Each line below either holds the string "JSON" or doesn't. Count those that do and give only the number.

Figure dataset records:

· · · ·

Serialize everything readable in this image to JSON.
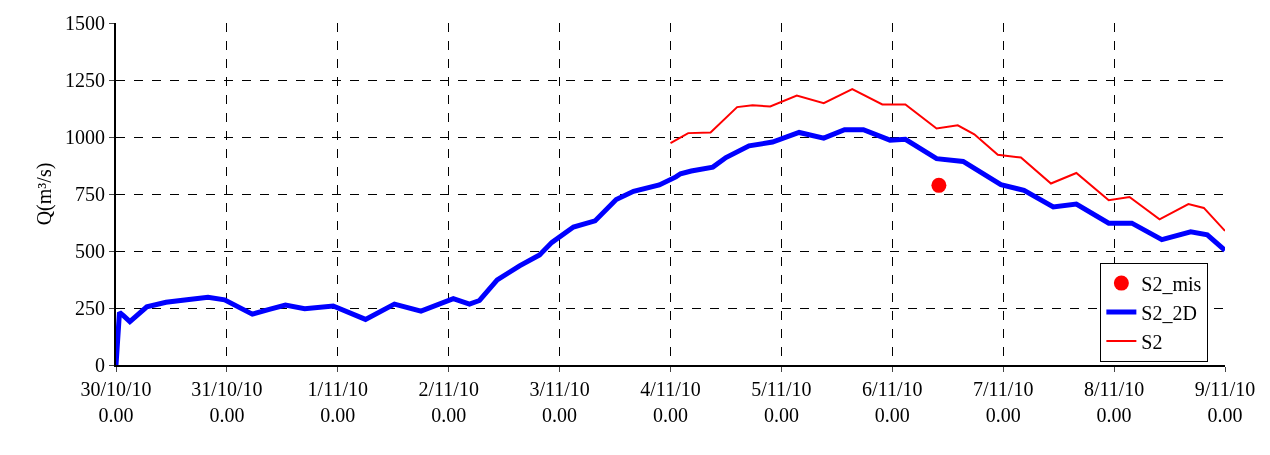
{
  "chart_data": {
    "type": "line",
    "ylabel": "Q(m³/s)",
    "xlim": [
      "--10-30",
      "--11-09"
    ],
    "xticks": [
      {
        "value": "--10-30",
        "label": "30/10/10\n0.00"
      },
      {
        "value": "--10-31",
        "label": "31/10/10\n0.00"
      },
      {
        "value": "--11-01",
        "label": "1/11/10\n0.00"
      },
      {
        "value": "--11-02",
        "label": "2/11/10\n0.00"
      },
      {
        "value": "--11-03",
        "label": "3/11/10\n0.00"
      },
      {
        "value": "--11-04",
        "label": "4/11/10\n0.00"
      },
      {
        "value": "--11-05",
        "label": "5/11/10\n0.00"
      },
      {
        "value": "--11-06",
        "label": "6/11/10\n0.00"
      },
      {
        "value": "--11-07",
        "label": "7/11/10\n0.00"
      },
      {
        "value": "--11-08",
        "label": "8/11/10\n0.00"
      },
      {
        "value": "--11-09",
        "label": "9/11/10\n0.00"
      }
    ],
    "ylim": [
      0,
      1500
    ],
    "yticks": [
      0,
      250,
      500,
      750,
      1000,
      1250,
      1500
    ],
    "grid": true,
    "line_style": "solid",
    "legend": "bottom right",
    "series": [
      {
        "name": "S2_mis",
        "type": "scatter",
        "marker": "circle",
        "color": "#ff0000",
        "x": [
          "--11-06T10:05"
        ],
        "values": [
          788
        ]
      },
      {
        "name": "S2_2D",
        "color": "#0000ff",
        "x": [
          "--10-30T00:00",
          "--10-30T00:45",
          "--10-30T01:40",
          "--10-30T03:00",
          "--10-30T06:40",
          "--10-30T10:50",
          "--10-30T15:20",
          "--10-30T19:55",
          "--10-30T23:30",
          "--10-31T05:30",
          "--10-31T09:10",
          "--10-31T12:40",
          "--10-31T16:50",
          "--10-31T23:00",
          "--11-01T06:00",
          "--11-01T12:15",
          "--11-01T18:00",
          "--11-02T01:00",
          "--11-02T04:30",
          "--11-02T06:40",
          "--11-02T10:30",
          "--11-02T15:20",
          "--11-02T19:40",
          "--11-02T22:20",
          "--11-03T03:00",
          "--11-03T07:40",
          "--11-03T12:15",
          "--11-03T16:00",
          "--11-03T21:35",
          "--11-04T01:10",
          "--11-04T02:10",
          "--11-04T04:30",
          "--11-04T09:10",
          "--11-04T12:00",
          "--11-04T17:00",
          "--11-04T22:05",
          "--11-05T03:50",
          "--11-05T09:10",
          "--11-05T13:40",
          "--11-05T17:45",
          "--11-05T23:30",
          "--11-06T02:50",
          "--11-06T09:35",
          "--11-06T15:20",
          "--11-06T23:30",
          "--11-07T04:30",
          "--11-07T10:50",
          "--11-07T15:50",
          "--11-07T22:50",
          "--11-08T03:50",
          "--11-08T10:20",
          "--11-08T16:35",
          "--11-08T20:10",
          "--11-09T00:00"
        ],
        "values": [
          0,
          231,
          215,
          190,
          255,
          275,
          286,
          297,
          286,
          223,
          244,
          263,
          247,
          259,
          200,
          267,
          236,
          291,
          267,
          283,
          373,
          435,
          483,
          538,
          605,
          632,
          726,
          762,
          790,
          825,
          839,
          851,
          868,
          910,
          961,
          978,
          1020,
          995,
          1032,
          1032,
          986,
          990,
          905,
          893,
          791,
          766,
          693,
          706,
          622,
          622,
          550,
          584,
          571,
          503
        ]
      },
      {
        "name": "S2",
        "color": "#ff0000",
        "x": [
          "--11-04T00:00",
          "--11-04T03:50",
          "--11-04T08:40",
          "--11-04T14:25",
          "--11-04T17:45",
          "--11-04T21:35",
          "--11-05T03:20",
          "--11-05T09:10",
          "--11-05T15:20",
          "--11-05T21:50",
          "--11-06T02:50",
          "--11-06T09:35",
          "--11-06T14:10",
          "--11-06T17:45",
          "--11-06T22:50",
          "--11-07T03:50",
          "--11-07T10:20",
          "--11-07T15:50",
          "--11-07T22:50",
          "--11-08T03:20",
          "--11-08T09:50",
          "--11-08T16:05",
          "--11-08T19:25",
          "--11-09T00:00"
        ],
        "values": [
          973,
          1017,
          1020,
          1131,
          1139,
          1134,
          1182,
          1148,
          1210,
          1143,
          1143,
          1037,
          1051,
          1012,
          922,
          910,
          796,
          842,
          723,
          737,
          639,
          706,
          689,
          588
        ]
      }
    ]
  }
}
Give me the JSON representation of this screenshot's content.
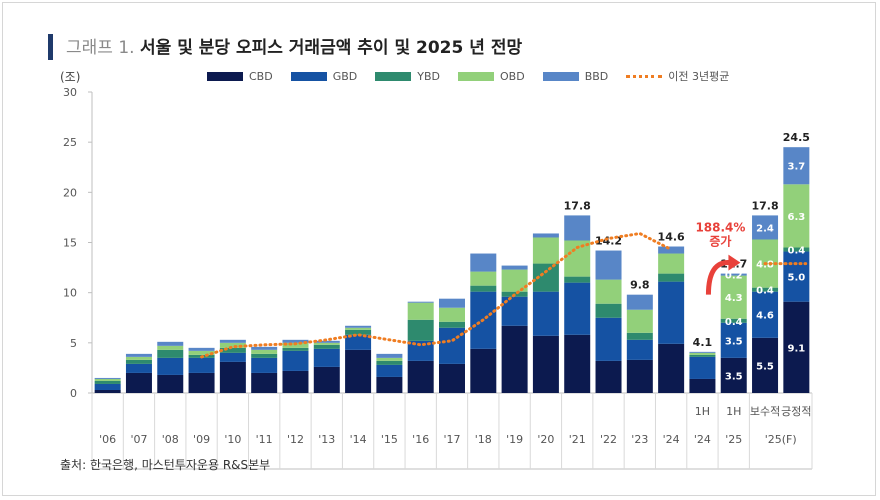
{
  "title": {
    "prefix": "그래프 1.",
    "main": "서울 및 분당 오피스 거래금액 추이 및 2025 년 전망"
  },
  "unit": "(조)",
  "source": "출처: 한국은행, 마스턴투자운용 R&S본부",
  "legend": [
    {
      "name": "CBD",
      "color": "#0c1a4f",
      "kind": "bar"
    },
    {
      "name": "GBD",
      "color": "#1552a3",
      "kind": "bar"
    },
    {
      "name": "YBD",
      "color": "#2e8a6e",
      "kind": "bar"
    },
    {
      "name": "OBD",
      "color": "#92d07a",
      "kind": "bar"
    },
    {
      "name": "BBD",
      "color": "#5886c7",
      "kind": "bar"
    },
    {
      "name": "이전 3년평균",
      "color": "#ef7d22",
      "kind": "line"
    }
  ],
  "annotation": {
    "pct": "188.4%",
    "word": "증가",
    "color": "#e8413a"
  },
  "chart_data": {
    "type": "bar",
    "stacked": true,
    "ylim": [
      0,
      30
    ],
    "yticks": [
      0,
      5,
      10,
      15,
      20,
      25,
      30
    ],
    "categories": [
      "'06",
      "'07",
      "'08",
      "'09",
      "'10",
      "'11",
      "'12",
      "'13",
      "'14",
      "'15",
      "'16",
      "'17",
      "'18",
      "'19",
      "'20",
      "'21",
      "'22",
      "'23",
      "'24",
      "'24 1H",
      "'25 1H",
      "'25(F) 보수적",
      "'25(F) 긍정적"
    ],
    "x_tick_labels": [
      {
        "top": "",
        "bottom": "'06"
      },
      {
        "top": "",
        "bottom": "'07"
      },
      {
        "top": "",
        "bottom": "'08"
      },
      {
        "top": "",
        "bottom": "'09"
      },
      {
        "top": "",
        "bottom": "'10"
      },
      {
        "top": "",
        "bottom": "'11"
      },
      {
        "top": "",
        "bottom": "'12"
      },
      {
        "top": "",
        "bottom": "'13"
      },
      {
        "top": "",
        "bottom": "'14"
      },
      {
        "top": "",
        "bottom": "'15"
      },
      {
        "top": "",
        "bottom": "'16"
      },
      {
        "top": "",
        "bottom": "'17"
      },
      {
        "top": "",
        "bottom": "'18"
      },
      {
        "top": "",
        "bottom": "'19"
      },
      {
        "top": "",
        "bottom": "'20"
      },
      {
        "top": "",
        "bottom": "'21"
      },
      {
        "top": "",
        "bottom": "'22"
      },
      {
        "top": "",
        "bottom": "'23"
      },
      {
        "top": "",
        "bottom": "'24"
      },
      {
        "top": "1H",
        "bottom": "'24"
      },
      {
        "top": "1H",
        "bottom": "'25"
      },
      {
        "top": "보수적",
        "bottom": ""
      },
      {
        "top": "긍정적",
        "bottom": ""
      }
    ],
    "group_label": "'25(F)",
    "series": [
      {
        "name": "CBD",
        "color": "#0c1a4f",
        "values": [
          0.3,
          2.0,
          1.8,
          2.0,
          3.1,
          2.0,
          2.2,
          2.6,
          4.3,
          1.6,
          3.2,
          2.9,
          4.4,
          6.7,
          5.7,
          5.8,
          3.2,
          3.3,
          4.9,
          1.4,
          3.5,
          5.5,
          9.1
        ]
      },
      {
        "name": "GBD",
        "color": "#1552a3",
        "values": [
          0.6,
          0.9,
          1.7,
          1.5,
          0.9,
          1.5,
          2.0,
          1.8,
          1.5,
          1.2,
          2.0,
          3.6,
          5.7,
          2.9,
          4.4,
          5.2,
          4.3,
          2.0,
          6.2,
          2.2,
          3.5,
          4.6,
          5.0
        ]
      },
      {
        "name": "YBD",
        "color": "#2e8a6e",
        "values": [
          0.3,
          0.4,
          0.8,
          0.3,
          0.5,
          0.4,
          0.3,
          0.4,
          0.5,
          0.4,
          2.1,
          0.6,
          0.6,
          0.5,
          2.8,
          0.6,
          1.4,
          0.7,
          0.8,
          0.2,
          0.4,
          0.4,
          0.4
        ]
      },
      {
        "name": "OBD",
        "color": "#92d07a",
        "values": [
          0.2,
          0.3,
          0.4,
          0.4,
          0.5,
          0.4,
          0.5,
          0.2,
          0.2,
          0.3,
          1.7,
          1.4,
          1.4,
          2.2,
          2.6,
          3.6,
          2.4,
          2.3,
          2.0,
          0.2,
          4.3,
          4.8,
          6.3
        ]
      },
      {
        "name": "BBD",
        "color": "#5886c7",
        "values": [
          0.1,
          0.3,
          0.4,
          0.3,
          0.3,
          0.3,
          0.3,
          0.2,
          0.2,
          0.4,
          0.1,
          0.9,
          1.8,
          0.4,
          0.4,
          2.5,
          2.9,
          1.5,
          0.7,
          0.1,
          0.2,
          2.4,
          3.7
        ]
      }
    ],
    "totals": [
      null,
      null,
      null,
      null,
      null,
      null,
      null,
      null,
      null,
      null,
      null,
      null,
      null,
      null,
      null,
      17.8,
      14.2,
      9.8,
      14.6,
      4.1,
      11.7,
      17.8,
      24.5
    ],
    "segment_labels": [
      {
        "cat": 20,
        "series": 0,
        "text": "3.5"
      },
      {
        "cat": 20,
        "series": 1,
        "text": "3.5"
      },
      {
        "cat": 20,
        "series": 2,
        "text": "0.4"
      },
      {
        "cat": 20,
        "series": 3,
        "text": "4.3"
      },
      {
        "cat": 20,
        "series": 4,
        "text": "0.2"
      },
      {
        "cat": 21,
        "series": 0,
        "text": "5.5"
      },
      {
        "cat": 21,
        "series": 1,
        "text": "4.6"
      },
      {
        "cat": 21,
        "series": 2,
        "text": "0.4"
      },
      {
        "cat": 21,
        "series": 3,
        "text": "4.8"
      },
      {
        "cat": 21,
        "series": 4,
        "text": "2.4"
      },
      {
        "cat": 22,
        "series": 0,
        "text": "9.1"
      },
      {
        "cat": 22,
        "series": 1,
        "text": "5.0"
      },
      {
        "cat": 22,
        "series": 2,
        "text": "0.4"
      },
      {
        "cat": 22,
        "series": 3,
        "text": "6.3"
      },
      {
        "cat": 22,
        "series": 4,
        "text": "3.7"
      }
    ],
    "avg_line": {
      "name": "이전 3년평균",
      "color": "#ef7d22",
      "points": [
        {
          "x": 3.0,
          "y": 3.6
        },
        {
          "x": 4.0,
          "y": 4.6
        },
        {
          "x": 5.0,
          "y": 4.8
        },
        {
          "x": 6.0,
          "y": 4.9
        },
        {
          "x": 7.0,
          "y": 5.3
        },
        {
          "x": 8.0,
          "y": 5.8
        },
        {
          "x": 9.0,
          "y": 5.3
        },
        {
          "x": 10.0,
          "y": 4.8
        },
        {
          "x": 11.0,
          "y": 5.2
        },
        {
          "x": 12.0,
          "y": 7.3
        },
        {
          "x": 13.0,
          "y": 9.8
        },
        {
          "x": 14.0,
          "y": 12.1
        },
        {
          "x": 15.0,
          "y": 14.5
        },
        {
          "x": 16.0,
          "y": 15.4
        },
        {
          "x": 17.0,
          "y": 15.9
        },
        {
          "x": 18.0,
          "y": 14.3
        }
      ],
      "forecast_segment": [
        {
          "x": 21.0,
          "y": 12.9
        },
        {
          "x": 22.3,
          "y": 12.9
        }
      ]
    }
  }
}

· · · ·

- Solution to this problem -
2